• [Information shown]:
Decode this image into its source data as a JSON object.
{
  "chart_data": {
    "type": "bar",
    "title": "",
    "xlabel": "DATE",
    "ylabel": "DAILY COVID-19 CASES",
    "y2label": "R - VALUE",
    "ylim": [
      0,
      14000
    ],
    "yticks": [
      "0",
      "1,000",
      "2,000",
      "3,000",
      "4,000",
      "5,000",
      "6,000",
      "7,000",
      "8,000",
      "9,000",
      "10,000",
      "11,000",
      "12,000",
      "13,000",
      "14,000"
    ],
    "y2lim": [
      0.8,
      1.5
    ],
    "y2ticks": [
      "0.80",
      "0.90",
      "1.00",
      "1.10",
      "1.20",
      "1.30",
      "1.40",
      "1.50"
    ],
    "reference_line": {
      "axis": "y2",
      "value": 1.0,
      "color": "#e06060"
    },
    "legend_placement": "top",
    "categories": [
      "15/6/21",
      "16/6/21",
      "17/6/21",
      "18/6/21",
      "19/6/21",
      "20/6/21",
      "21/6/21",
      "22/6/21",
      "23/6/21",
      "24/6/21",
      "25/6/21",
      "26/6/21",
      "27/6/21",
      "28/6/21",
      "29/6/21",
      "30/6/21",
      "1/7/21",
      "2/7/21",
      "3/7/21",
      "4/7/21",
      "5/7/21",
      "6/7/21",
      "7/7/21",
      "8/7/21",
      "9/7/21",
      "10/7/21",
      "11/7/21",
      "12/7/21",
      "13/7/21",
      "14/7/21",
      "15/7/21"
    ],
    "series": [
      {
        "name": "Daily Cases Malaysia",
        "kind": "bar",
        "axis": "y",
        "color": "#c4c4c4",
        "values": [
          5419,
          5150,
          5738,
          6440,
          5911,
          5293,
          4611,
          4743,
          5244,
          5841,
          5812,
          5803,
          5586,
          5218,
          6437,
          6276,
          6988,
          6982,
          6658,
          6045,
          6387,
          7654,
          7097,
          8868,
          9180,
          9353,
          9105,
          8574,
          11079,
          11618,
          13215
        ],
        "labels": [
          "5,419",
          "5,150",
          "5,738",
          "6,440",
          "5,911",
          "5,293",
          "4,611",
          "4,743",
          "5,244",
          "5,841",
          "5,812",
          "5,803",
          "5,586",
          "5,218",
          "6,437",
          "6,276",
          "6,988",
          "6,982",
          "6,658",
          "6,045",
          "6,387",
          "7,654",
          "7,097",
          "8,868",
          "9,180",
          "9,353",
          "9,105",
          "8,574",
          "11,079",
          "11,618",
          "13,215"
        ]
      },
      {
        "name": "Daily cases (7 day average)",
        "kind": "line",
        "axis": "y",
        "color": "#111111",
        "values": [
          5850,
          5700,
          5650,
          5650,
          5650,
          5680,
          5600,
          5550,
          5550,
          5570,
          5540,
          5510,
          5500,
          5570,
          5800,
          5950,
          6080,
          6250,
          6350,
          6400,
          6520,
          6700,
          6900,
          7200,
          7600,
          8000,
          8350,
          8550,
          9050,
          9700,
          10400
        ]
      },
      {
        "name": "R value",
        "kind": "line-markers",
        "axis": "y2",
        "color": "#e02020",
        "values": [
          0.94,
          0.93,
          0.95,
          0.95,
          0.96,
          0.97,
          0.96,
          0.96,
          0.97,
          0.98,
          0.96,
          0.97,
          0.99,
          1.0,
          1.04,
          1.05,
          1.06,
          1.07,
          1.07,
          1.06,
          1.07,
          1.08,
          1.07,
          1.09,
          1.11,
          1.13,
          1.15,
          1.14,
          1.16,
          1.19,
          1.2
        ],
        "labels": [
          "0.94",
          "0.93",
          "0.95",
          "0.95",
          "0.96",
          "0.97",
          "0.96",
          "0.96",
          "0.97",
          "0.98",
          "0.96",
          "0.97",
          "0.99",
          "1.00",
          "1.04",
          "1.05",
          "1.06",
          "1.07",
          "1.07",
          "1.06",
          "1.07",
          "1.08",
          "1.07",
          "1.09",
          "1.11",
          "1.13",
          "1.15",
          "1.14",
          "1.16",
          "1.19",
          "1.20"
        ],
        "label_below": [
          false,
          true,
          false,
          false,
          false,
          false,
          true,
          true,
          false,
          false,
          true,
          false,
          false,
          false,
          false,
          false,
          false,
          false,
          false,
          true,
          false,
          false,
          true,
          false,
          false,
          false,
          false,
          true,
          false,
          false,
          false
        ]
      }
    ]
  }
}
...
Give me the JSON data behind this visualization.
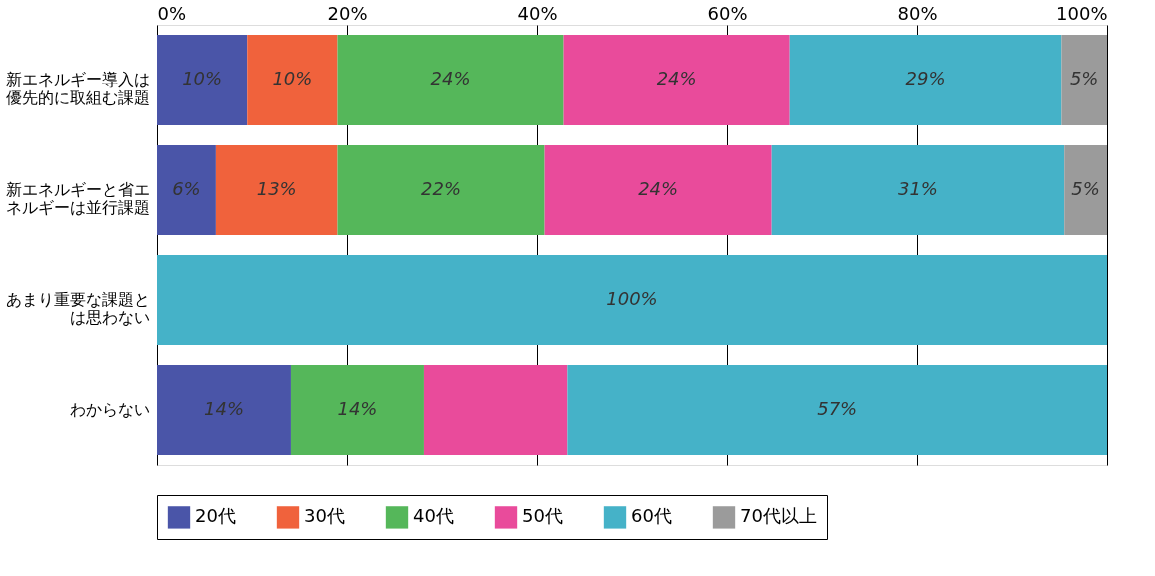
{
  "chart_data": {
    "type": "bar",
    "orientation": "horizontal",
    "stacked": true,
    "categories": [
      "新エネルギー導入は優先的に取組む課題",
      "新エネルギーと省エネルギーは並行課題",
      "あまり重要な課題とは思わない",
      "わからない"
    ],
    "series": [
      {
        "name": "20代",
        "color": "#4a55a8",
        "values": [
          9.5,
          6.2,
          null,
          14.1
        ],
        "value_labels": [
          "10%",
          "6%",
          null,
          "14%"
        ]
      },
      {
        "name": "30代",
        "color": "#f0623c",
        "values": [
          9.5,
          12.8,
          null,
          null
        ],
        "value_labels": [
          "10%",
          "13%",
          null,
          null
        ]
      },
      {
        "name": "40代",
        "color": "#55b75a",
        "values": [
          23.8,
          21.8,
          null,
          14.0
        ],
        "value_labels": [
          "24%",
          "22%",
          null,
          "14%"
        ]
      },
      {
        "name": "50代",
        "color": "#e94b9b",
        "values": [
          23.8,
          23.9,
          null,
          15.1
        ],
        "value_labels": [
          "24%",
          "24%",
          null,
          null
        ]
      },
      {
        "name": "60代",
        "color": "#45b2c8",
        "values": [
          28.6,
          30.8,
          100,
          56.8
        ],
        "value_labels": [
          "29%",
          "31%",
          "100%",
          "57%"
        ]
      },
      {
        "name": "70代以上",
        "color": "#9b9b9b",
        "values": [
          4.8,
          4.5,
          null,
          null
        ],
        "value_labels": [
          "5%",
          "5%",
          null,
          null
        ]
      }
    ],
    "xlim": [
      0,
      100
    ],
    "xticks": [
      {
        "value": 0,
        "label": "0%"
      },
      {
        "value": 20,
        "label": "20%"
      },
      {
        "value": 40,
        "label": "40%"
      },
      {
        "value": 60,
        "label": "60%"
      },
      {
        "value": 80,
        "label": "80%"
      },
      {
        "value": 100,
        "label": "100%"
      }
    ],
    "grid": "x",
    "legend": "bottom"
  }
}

• [Request]:
Filter the entries above down to the lines containing the word "kind".

• [Solution to the exercise]:
        "kind": "bar",
        "kind": "line",
        "kind": "line-markers",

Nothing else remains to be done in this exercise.